/---

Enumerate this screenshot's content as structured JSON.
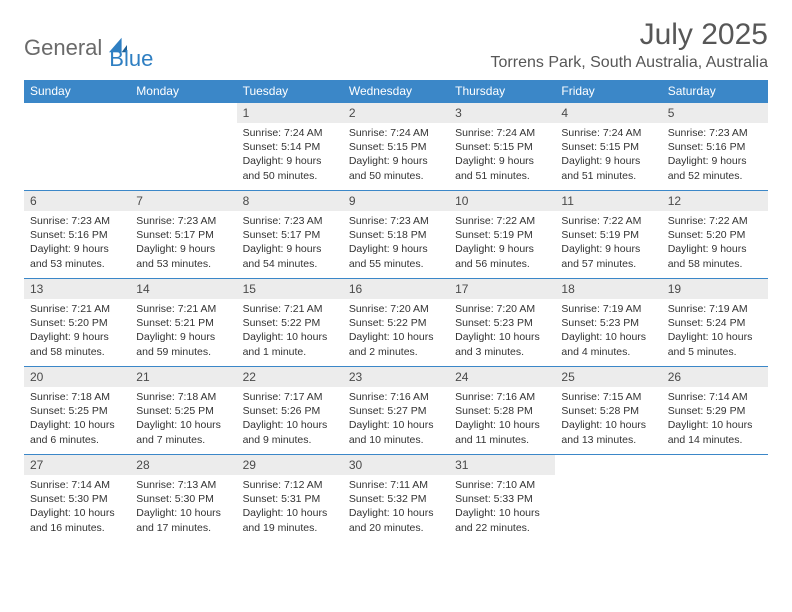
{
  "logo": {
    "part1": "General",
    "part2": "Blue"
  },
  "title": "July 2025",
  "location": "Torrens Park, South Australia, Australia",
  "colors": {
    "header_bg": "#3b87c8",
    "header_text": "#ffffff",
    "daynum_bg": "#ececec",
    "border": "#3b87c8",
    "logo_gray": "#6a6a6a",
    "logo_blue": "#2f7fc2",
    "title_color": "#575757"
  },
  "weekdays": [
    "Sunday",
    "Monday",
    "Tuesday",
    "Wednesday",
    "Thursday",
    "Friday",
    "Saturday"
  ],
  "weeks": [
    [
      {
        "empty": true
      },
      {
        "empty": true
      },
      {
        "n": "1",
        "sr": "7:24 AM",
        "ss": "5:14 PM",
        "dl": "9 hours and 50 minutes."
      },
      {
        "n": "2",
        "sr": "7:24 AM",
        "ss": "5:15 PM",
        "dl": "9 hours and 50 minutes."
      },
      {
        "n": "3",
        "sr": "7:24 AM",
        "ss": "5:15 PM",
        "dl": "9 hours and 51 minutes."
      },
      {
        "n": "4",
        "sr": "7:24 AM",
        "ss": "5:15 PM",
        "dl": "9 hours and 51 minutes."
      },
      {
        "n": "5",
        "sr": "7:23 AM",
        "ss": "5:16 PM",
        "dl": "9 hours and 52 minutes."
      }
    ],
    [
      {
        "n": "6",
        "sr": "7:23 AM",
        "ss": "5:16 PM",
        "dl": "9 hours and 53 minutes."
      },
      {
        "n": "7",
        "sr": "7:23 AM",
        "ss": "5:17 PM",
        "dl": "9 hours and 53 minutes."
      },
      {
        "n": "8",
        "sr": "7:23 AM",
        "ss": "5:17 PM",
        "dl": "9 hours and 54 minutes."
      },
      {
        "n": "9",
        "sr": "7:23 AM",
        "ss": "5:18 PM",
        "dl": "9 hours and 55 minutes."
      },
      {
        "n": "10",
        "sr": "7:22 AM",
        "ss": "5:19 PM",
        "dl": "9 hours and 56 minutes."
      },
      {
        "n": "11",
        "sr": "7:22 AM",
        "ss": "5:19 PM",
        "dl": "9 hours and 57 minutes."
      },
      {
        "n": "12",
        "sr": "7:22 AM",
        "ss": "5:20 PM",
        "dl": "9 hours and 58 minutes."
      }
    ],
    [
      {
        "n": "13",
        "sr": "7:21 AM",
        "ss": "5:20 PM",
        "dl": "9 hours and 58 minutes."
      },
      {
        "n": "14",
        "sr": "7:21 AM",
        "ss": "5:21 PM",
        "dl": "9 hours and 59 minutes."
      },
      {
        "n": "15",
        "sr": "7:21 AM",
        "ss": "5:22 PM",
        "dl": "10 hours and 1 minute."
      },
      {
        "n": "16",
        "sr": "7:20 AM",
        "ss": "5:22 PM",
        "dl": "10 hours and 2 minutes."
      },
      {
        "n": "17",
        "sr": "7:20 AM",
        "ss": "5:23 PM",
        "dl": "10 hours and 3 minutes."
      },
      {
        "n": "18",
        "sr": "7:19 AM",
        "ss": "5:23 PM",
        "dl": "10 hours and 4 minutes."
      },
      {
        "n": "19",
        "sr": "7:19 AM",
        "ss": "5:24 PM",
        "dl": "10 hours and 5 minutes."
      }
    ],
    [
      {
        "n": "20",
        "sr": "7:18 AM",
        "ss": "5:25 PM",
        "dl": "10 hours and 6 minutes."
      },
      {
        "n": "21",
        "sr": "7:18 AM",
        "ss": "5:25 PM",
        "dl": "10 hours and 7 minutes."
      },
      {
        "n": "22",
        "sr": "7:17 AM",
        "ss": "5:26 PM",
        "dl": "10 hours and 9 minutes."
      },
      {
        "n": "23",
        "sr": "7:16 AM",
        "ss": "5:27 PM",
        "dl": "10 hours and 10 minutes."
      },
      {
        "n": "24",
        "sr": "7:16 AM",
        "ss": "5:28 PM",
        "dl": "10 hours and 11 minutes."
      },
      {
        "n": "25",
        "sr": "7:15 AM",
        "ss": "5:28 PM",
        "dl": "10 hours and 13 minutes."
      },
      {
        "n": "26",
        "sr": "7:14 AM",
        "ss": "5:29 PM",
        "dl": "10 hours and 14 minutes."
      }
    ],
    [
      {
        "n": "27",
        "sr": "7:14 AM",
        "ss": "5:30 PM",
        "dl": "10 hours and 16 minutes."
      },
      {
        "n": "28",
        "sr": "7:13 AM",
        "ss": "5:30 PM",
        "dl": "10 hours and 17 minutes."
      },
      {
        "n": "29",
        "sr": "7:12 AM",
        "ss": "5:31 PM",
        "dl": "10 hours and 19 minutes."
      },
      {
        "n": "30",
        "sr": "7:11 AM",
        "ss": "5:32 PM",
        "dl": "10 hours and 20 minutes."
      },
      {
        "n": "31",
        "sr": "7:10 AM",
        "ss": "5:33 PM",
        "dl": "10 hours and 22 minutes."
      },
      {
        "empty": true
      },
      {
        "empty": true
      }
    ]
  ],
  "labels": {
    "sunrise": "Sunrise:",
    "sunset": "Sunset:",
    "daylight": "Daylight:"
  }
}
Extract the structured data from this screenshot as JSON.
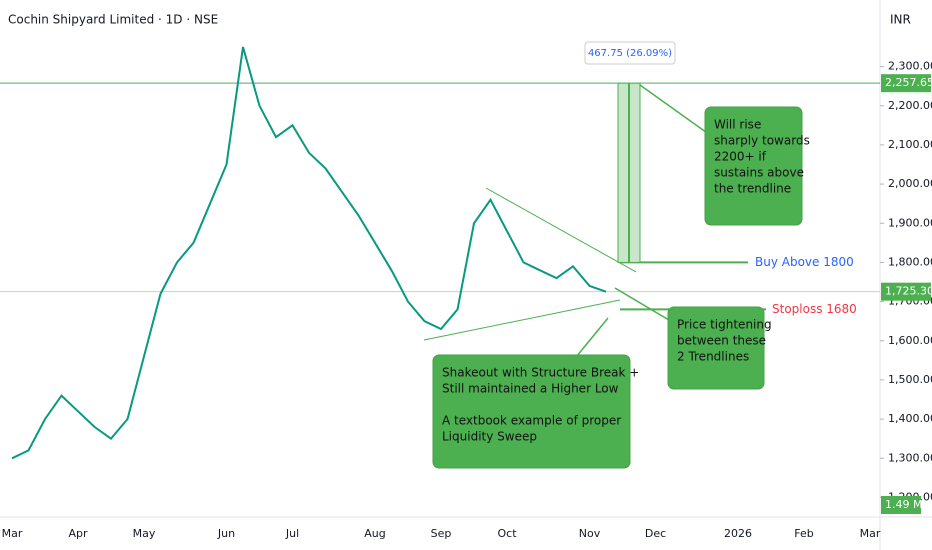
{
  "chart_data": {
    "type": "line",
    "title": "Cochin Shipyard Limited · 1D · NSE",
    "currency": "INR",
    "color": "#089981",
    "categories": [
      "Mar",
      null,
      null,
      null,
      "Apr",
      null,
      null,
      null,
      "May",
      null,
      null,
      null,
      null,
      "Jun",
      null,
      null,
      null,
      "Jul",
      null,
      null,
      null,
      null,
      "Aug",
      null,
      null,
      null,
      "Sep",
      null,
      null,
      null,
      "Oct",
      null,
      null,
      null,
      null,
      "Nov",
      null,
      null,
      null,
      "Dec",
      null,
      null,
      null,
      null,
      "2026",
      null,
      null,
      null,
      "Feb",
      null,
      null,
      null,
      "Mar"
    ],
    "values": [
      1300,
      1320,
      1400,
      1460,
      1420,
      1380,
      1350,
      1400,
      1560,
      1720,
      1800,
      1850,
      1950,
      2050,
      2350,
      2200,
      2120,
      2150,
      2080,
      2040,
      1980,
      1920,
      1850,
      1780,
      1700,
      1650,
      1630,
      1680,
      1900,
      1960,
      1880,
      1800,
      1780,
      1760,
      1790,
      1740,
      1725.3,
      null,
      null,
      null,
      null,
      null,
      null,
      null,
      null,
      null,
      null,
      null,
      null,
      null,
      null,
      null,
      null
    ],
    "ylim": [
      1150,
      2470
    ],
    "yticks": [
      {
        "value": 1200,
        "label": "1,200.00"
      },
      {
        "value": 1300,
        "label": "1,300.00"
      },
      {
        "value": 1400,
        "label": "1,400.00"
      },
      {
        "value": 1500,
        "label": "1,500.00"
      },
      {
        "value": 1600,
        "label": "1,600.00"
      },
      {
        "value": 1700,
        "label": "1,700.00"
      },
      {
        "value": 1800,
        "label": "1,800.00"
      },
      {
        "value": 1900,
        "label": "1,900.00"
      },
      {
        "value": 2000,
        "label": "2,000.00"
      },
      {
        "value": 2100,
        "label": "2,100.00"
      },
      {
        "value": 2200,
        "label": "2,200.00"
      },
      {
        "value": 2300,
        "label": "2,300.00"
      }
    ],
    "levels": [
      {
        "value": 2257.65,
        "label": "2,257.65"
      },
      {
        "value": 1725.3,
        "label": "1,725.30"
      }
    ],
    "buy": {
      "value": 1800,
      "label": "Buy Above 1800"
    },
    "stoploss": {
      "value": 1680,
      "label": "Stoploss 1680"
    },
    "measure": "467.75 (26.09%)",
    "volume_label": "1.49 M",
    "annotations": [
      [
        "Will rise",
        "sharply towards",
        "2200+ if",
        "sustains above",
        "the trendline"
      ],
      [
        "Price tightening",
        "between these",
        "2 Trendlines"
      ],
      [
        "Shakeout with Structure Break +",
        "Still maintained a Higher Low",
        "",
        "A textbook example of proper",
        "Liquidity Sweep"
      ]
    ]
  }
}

\---

## Written exercise
Tally the lines of the preceding listing in which the word "screenshot" appears; state nothing but the total.

## Response below
2